▶ **THE EXERCISE**
Sort through the entries below and pull out lines containing the word "color".

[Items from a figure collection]
· · · · ·

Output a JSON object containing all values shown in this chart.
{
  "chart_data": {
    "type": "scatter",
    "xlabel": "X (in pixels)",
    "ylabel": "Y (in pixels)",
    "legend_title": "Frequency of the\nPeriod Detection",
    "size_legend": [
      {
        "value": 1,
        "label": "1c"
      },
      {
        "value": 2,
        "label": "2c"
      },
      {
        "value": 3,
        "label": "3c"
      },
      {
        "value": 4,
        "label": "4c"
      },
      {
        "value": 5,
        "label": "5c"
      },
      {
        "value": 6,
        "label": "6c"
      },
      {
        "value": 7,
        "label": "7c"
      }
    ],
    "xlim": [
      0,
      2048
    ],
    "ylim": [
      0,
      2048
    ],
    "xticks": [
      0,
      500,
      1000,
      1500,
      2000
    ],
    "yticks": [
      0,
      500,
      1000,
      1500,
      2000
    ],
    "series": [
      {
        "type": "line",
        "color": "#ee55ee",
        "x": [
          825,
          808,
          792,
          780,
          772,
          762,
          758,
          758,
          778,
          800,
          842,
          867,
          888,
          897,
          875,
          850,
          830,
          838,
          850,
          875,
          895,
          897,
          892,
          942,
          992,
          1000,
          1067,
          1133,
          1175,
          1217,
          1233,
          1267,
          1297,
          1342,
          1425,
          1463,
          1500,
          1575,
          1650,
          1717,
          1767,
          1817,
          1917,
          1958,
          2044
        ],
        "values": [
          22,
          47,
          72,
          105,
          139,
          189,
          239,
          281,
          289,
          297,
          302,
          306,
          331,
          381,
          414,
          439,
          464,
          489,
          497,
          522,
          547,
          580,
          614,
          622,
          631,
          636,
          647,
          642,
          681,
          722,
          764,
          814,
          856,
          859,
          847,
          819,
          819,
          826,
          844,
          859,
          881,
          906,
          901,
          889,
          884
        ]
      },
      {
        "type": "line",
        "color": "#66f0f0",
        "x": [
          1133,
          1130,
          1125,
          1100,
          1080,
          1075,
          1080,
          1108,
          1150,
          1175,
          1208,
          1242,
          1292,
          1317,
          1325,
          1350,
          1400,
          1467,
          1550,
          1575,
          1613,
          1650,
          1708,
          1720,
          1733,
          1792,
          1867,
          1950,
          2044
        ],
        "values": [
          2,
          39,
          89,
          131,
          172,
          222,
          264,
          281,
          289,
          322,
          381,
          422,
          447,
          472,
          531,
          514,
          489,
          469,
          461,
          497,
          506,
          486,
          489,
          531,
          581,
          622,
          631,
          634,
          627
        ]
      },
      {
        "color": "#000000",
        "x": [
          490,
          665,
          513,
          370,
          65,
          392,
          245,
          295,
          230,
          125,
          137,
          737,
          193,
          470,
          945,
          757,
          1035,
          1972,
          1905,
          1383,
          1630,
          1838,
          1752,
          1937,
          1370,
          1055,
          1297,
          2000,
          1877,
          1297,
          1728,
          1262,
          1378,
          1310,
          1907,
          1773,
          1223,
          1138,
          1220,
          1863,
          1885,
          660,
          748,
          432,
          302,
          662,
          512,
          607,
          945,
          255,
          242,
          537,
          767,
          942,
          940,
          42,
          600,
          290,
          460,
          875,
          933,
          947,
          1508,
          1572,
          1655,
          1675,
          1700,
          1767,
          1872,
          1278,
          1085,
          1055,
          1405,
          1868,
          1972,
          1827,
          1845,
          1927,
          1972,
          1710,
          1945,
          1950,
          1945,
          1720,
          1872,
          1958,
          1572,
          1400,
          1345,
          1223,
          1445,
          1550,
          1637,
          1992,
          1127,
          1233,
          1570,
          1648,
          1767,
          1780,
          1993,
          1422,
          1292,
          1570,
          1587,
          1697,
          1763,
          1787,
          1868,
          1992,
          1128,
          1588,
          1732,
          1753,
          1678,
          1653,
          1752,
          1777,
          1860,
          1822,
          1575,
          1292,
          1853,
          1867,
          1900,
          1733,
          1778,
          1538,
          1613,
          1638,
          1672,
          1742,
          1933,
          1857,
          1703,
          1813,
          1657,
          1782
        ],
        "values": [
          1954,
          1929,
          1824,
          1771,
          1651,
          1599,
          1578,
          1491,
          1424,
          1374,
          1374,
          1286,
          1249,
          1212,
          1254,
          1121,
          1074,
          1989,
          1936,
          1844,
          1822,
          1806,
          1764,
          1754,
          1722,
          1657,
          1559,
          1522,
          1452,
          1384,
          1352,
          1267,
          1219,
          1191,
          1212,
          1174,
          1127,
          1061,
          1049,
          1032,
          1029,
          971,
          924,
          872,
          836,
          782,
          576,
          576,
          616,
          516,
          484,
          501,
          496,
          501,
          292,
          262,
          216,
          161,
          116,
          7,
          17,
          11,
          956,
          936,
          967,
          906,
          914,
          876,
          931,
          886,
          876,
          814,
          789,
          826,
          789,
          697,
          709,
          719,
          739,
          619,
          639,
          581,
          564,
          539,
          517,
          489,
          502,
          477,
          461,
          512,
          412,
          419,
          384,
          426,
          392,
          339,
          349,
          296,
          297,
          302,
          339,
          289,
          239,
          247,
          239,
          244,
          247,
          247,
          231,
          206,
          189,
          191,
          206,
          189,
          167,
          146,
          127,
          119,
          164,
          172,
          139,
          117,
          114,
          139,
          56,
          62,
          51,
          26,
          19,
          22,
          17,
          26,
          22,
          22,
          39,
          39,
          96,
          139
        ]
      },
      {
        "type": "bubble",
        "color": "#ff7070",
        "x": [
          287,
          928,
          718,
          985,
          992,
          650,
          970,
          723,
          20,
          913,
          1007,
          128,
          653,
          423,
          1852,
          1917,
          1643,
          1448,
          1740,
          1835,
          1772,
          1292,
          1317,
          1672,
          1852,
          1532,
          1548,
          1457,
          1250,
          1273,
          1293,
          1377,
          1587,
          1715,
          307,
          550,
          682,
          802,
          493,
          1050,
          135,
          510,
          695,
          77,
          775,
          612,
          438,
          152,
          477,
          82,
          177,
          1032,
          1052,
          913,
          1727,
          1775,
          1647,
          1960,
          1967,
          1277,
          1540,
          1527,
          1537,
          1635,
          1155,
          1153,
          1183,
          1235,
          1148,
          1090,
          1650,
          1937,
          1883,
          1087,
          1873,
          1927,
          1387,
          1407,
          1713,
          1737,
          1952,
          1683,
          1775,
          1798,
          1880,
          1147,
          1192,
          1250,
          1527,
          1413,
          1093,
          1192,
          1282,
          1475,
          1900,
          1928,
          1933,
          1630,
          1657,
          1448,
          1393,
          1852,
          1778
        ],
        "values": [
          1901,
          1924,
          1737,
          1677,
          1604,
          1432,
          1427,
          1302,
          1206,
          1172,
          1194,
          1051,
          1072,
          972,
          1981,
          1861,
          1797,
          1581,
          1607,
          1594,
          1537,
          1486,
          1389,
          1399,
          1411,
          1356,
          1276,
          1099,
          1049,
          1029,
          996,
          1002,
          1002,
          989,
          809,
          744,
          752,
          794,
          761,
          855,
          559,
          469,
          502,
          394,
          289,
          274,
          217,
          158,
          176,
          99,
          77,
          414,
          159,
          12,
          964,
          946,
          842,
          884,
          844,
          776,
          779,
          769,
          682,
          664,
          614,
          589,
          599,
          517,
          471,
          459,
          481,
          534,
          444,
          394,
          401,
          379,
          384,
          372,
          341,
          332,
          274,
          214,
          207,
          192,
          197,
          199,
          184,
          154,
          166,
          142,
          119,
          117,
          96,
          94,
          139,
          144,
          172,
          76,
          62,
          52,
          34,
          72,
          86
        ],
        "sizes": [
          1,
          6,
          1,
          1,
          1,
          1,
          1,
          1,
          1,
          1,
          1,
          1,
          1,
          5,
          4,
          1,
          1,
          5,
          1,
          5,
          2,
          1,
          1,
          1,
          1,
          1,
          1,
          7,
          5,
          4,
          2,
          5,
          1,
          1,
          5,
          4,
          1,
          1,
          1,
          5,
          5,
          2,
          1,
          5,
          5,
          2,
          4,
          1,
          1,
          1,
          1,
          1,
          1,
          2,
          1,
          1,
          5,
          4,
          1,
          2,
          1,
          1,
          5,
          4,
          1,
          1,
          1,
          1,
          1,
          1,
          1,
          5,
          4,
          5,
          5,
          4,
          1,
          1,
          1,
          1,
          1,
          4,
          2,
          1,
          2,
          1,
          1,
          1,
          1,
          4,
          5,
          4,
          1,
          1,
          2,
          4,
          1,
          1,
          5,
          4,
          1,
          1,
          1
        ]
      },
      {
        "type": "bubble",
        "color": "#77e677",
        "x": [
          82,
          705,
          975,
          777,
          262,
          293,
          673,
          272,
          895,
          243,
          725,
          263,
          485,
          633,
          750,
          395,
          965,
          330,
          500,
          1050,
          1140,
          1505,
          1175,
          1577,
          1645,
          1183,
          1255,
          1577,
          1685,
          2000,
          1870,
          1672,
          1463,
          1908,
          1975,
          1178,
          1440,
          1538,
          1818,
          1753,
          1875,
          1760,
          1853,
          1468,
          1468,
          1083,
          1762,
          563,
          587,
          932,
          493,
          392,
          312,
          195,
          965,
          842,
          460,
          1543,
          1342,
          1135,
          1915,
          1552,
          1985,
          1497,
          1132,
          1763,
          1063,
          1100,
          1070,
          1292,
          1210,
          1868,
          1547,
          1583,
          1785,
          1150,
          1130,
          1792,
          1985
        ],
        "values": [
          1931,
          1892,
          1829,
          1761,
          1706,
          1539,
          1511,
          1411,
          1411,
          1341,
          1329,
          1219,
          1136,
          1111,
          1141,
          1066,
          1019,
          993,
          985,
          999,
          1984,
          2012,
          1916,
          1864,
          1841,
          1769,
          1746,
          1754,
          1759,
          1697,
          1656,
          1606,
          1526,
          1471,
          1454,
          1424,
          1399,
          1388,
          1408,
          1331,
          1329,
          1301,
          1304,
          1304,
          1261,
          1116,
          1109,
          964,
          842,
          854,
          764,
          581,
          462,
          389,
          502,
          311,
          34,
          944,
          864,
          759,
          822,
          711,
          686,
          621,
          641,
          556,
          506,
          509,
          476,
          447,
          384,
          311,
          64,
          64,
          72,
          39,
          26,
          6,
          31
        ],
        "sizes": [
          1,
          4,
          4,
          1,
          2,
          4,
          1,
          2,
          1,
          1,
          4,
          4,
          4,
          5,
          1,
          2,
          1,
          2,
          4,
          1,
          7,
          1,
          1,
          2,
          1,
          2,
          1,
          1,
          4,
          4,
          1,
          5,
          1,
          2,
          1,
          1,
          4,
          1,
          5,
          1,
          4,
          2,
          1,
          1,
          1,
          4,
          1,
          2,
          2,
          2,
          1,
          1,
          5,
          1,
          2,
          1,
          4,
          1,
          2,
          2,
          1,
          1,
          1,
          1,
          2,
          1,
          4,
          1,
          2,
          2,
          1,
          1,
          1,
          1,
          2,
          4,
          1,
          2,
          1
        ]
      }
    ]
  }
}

· · · · ·

▶ **SOLUTION**
        "color": "#ee55ee",
        "color": "#66f0f0",
        "color": "#000000",
        "color": "#ff7070",
        "color": "#77e677",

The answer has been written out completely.